▸ **DATA FOR THE TASK**
○ ○ ○ ○

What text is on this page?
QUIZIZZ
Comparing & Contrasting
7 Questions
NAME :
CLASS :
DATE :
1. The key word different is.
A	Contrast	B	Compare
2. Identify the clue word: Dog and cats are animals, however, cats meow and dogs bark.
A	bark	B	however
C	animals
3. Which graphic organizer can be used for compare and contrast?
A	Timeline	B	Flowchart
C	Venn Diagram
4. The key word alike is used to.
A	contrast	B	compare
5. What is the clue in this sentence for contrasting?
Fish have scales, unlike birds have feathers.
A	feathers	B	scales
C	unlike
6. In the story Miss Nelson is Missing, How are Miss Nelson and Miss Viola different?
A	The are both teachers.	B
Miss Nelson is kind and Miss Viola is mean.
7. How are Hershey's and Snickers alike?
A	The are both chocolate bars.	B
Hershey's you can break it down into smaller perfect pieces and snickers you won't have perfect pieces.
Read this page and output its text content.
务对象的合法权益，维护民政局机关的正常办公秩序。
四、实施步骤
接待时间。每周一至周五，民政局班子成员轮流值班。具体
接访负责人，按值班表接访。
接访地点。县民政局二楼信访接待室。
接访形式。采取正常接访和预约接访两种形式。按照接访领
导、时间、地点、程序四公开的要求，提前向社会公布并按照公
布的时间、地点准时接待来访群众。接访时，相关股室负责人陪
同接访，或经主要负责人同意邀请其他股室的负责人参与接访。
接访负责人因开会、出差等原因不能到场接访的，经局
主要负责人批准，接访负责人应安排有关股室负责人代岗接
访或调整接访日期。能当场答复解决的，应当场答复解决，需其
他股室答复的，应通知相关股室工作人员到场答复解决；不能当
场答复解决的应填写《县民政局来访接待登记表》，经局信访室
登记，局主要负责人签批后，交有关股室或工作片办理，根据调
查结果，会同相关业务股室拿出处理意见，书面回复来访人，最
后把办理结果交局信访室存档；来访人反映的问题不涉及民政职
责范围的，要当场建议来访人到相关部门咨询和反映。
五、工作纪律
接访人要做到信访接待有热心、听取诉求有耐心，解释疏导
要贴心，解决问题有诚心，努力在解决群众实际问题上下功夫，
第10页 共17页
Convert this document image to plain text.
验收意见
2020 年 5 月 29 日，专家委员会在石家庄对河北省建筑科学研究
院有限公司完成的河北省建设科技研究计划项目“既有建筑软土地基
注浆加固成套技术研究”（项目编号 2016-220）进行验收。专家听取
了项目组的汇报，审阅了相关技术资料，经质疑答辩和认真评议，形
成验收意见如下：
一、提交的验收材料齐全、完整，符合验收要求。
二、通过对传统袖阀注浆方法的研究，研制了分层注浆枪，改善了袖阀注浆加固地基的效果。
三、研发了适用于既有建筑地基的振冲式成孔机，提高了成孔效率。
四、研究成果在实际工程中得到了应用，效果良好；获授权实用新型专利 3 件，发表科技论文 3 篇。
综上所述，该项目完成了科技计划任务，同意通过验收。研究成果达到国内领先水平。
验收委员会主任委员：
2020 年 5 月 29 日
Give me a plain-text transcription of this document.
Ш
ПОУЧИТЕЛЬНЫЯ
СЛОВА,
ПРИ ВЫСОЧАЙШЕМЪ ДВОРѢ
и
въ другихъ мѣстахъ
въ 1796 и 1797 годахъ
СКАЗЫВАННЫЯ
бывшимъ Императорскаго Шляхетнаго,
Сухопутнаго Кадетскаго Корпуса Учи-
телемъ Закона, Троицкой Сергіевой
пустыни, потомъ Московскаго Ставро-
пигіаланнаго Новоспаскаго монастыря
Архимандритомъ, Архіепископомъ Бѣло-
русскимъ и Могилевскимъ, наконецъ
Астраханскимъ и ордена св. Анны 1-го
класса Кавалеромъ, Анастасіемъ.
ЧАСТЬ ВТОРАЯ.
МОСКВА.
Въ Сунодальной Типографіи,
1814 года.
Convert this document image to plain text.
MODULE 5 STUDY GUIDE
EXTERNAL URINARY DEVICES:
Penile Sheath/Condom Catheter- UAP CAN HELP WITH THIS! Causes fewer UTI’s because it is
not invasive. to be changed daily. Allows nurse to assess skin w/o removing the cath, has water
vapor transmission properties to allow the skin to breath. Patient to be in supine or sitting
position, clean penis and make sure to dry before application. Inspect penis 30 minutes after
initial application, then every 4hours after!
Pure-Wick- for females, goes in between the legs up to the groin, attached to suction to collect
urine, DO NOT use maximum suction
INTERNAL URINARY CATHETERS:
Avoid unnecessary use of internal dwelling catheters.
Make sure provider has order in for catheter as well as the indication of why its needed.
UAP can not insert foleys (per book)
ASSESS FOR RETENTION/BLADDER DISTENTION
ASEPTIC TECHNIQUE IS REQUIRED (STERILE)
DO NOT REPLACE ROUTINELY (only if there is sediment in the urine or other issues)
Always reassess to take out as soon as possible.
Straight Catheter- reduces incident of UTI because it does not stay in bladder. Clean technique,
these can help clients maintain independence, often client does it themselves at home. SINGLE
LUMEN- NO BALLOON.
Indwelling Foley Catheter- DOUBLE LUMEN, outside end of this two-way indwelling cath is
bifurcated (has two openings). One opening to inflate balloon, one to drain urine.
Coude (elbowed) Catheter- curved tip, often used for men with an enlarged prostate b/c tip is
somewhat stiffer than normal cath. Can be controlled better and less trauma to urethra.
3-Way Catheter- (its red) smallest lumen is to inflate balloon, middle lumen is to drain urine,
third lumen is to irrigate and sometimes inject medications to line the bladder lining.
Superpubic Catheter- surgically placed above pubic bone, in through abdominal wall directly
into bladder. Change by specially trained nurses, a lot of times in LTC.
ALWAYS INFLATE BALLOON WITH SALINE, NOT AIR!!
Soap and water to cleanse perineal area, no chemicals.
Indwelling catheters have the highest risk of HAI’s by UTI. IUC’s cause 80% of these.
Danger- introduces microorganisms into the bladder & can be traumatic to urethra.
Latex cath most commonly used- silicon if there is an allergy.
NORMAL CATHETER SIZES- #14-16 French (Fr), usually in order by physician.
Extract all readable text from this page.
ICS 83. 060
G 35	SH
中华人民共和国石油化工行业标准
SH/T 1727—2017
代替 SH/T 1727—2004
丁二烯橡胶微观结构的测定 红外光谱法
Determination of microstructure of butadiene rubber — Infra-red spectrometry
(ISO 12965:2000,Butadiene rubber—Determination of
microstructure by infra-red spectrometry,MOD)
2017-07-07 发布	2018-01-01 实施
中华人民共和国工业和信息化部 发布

○ ○ ○ ○

▸ **TASK OBJECTIVE**
Quote the whole listing above, leaving nothing out.

▸ **RESPONSE TO THE EXERCISE**
What text is on this page?
QUIZIZZ
Comparing & Contrasting
7 Questions
NAME :
CLASS :
DATE :
1. The key word different is.
A	Contrast	B	Compare
2. Identify the clue word: Dog and cats are animals, however, cats meow and dogs bark.
A	bark	B	however
C	animals
3. Which graphic organizer can be used for compare and contrast?
A	Timeline	B	Flowchart
C	Venn Diagram
4. The key word alike is used to.
A	contrast	B	compare
5. What is the clue in this sentence for contrasting?
Fish have scales, unlike birds have feathers.
A	feathers	B	scales
C	unlike
6. In the story Miss Nelson is Missing, How are Miss Nelson and Miss Viola different?
A	The are both teachers.	B
Miss Nelson is kind and Miss Viola is mean.
7. How are Hershey's and Snickers alike?
A	The are both chocolate bars.	B
Hershey's you can break it down into smaller perfect pieces and snickers you won't have perfect pieces.
Read this page and output its text content.
务对象的合法权益，维护民政局机关的正常办公秩序。
四、实施步骤
接待时间。每周一至周五，民政局班子成员轮流值班。具体
接访负责人，按值班表接访。
接访地点。县民政局二楼信访接待室。
接访形式。采取正常接访和预约接访两种形式。按照接访领
导、时间、地点、程序四公开的要求，提前向社会公布并按照公
布的时间、地点准时接待来访群众。接访时，相关股室负责人陪
同接访，或经主要负责人同意邀请其他股室的负责人参与接访。
接访负责人因开会、出差等原因不能到场接访的，经局
主要负责人批准，接访负责人应安排有关股室负责人代岗接
访或调整接访日期。能当场答复解决的，应当场答复解决，需其
他股室答复的，应通知相关股室工作人员到场答复解决；不能当
场答复解决的应填写《县民政局来访接待登记表》，经局信访室
登记，局主要负责人签批后，交有关股室或工作片办理，根据调
查结果，会同相关业务股室拿出处理意见，书面回复来访人，最
后把办理结果交局信访室存档；来访人反映的问题不涉及民政职
责范围的，要当场建议来访人到相关部门咨询和反映。
五、工作纪律
接访人要做到信访接待有热心、听取诉求有耐心，解释疏导
要贴心，解决问题有诚心，努力在解决群众实际问题上下功夫，
第10页 共17页
Convert this document image to plain text.
验收意见
2020 年 5 月 29 日，专家委员会在石家庄对河北省建筑科学研究
院有限公司完成的河北省建设科技研究计划项目“既有建筑软土地基
注浆加固成套技术研究”（项目编号 2016-220）进行验收。专家听取
了项目组的汇报，审阅了相关技术资料，经质疑答辩和认真评议，形
成验收意见如下：
一、提交的验收材料齐全、完整，符合验收要求。
二、通过对传统袖阀注浆方法的研究，研制了分层注浆枪，改善了袖阀注浆加固地基的效果。
三、研发了适用于既有建筑地基的振冲式成孔机，提高了成孔效率。
四、研究成果在实际工程中得到了应用，效果良好；获授权实用新型专利 3 件，发表科技论文 3 篇。
综上所述，该项目完成了科技计划任务，同意通过验收。研究成果达到国内领先水平。
验收委员会主任委员：
2020 年 5 月 29 日
Give me a plain-text transcription of this document.
Ш
ПОУЧИТЕЛЬНЫЯ
СЛОВА,
ПРИ ВЫСОЧАЙШЕМЪ ДВОРѢ
и
въ другихъ мѣстахъ
въ 1796 и 1797 годахъ
СКАЗЫВАННЫЯ
бывшимъ Императорскаго Шляхетнаго,
Сухопутнаго Кадетскаго Корпуса Учи-
телемъ Закона, Троицкой Сергіевой
пустыни, потомъ Московскаго Ставро-
пигіаланнаго Новоспаскаго монастыря
Архимандритомъ, Архіепископомъ Бѣло-
русскимъ и Могилевскимъ, наконецъ
Астраханскимъ и ордена св. Анны 1-го
класса Кавалеромъ, Анастасіемъ.
ЧАСТЬ ВТОРАЯ.
МОСКВА.
Въ Сунодальной Типографіи,
1814 года.
Convert this document image to plain text.
MODULE 5 STUDY GUIDE
EXTERNAL URINARY DEVICES:
Penile Sheath/Condom Catheter- UAP CAN HELP WITH THIS! Causes fewer UTI’s because it is
not invasive. to be changed daily. Allows nurse to assess skin w/o removing the cath, has water
vapor transmission properties to allow the skin to breath. Patient to be in supine or sitting
position, clean penis and make sure to dry before application. Inspect penis 30 minutes after
initial application, then every 4hours after!
Pure-Wick- for females, goes in between the legs up to the groin, attached to suction to collect
urine, DO NOT use maximum suction
INTERNAL URINARY CATHETERS:
Avoid unnecessary use of internal dwelling catheters.
Make sure provider has order in for catheter as well as the indication of why its needed.
UAP can not insert foleys (per book)
ASSESS FOR RETENTION/BLADDER DISTENTION
ASEPTIC TECHNIQUE IS REQUIRED (STERILE)
DO NOT REPLACE ROUTINELY (only if there is sediment in the urine or other issues)
Always reassess to take out as soon as possible.
Straight Catheter- reduces incident of UTI because it does not stay in bladder. Clean technique,
these can help clients maintain independence, often client does it themselves at home. SINGLE
LUMEN- NO BALLOON.
Indwelling Foley Catheter- DOUBLE LUMEN, outside end of this two-way indwelling cath is
bifurcated (has two openings). One opening to inflate balloon, one to drain urine.
Coude (elbowed) Catheter- curved tip, often used for men with an enlarged prostate b/c tip is
somewhat stiffer than normal cath. Can be controlled better and less trauma to urethra.
3-Way Catheter- (its red) smallest lumen is to inflate balloon, middle lumen is to drain urine,
third lumen is to irrigate and sometimes inject medications to line the bladder lining.
Superpubic Catheter- surgically placed above pubic bone, in through abdominal wall directly
into bladder. Change by specially trained nurses, a lot of times in LTC.
ALWAYS INFLATE BALLOON WITH SALINE, NOT AIR!!
Soap and water to cleanse perineal area, no chemicals.
Indwelling catheters have the highest risk of HAI’s by UTI. IUC’s cause 80% of these.
Danger- introduces microorganisms into the bladder & can be traumatic to urethra.
Latex cath most commonly used- silicon if there is an allergy.
NORMAL CATHETER SIZES- #14-16 French (Fr), usually in order by physician.
Extract all readable text from this page.
ICS 83. 060
G 35	SH
中华人民共和国石油化工行业标准
SH/T 1727—2017
代替 SH/T 1727—2004
丁二烯橡胶微观结构的测定 红外光谱法
Determination of microstructure of butadiene rubber — Infra-red spectrometry
(ISO 12965:2000,Butadiene rubber—Determination of
microstructure by infra-red spectrometry,MOD)
2017-07-07 发布	2018-01-01 实施
中华人民共和国工业和信息化部 发布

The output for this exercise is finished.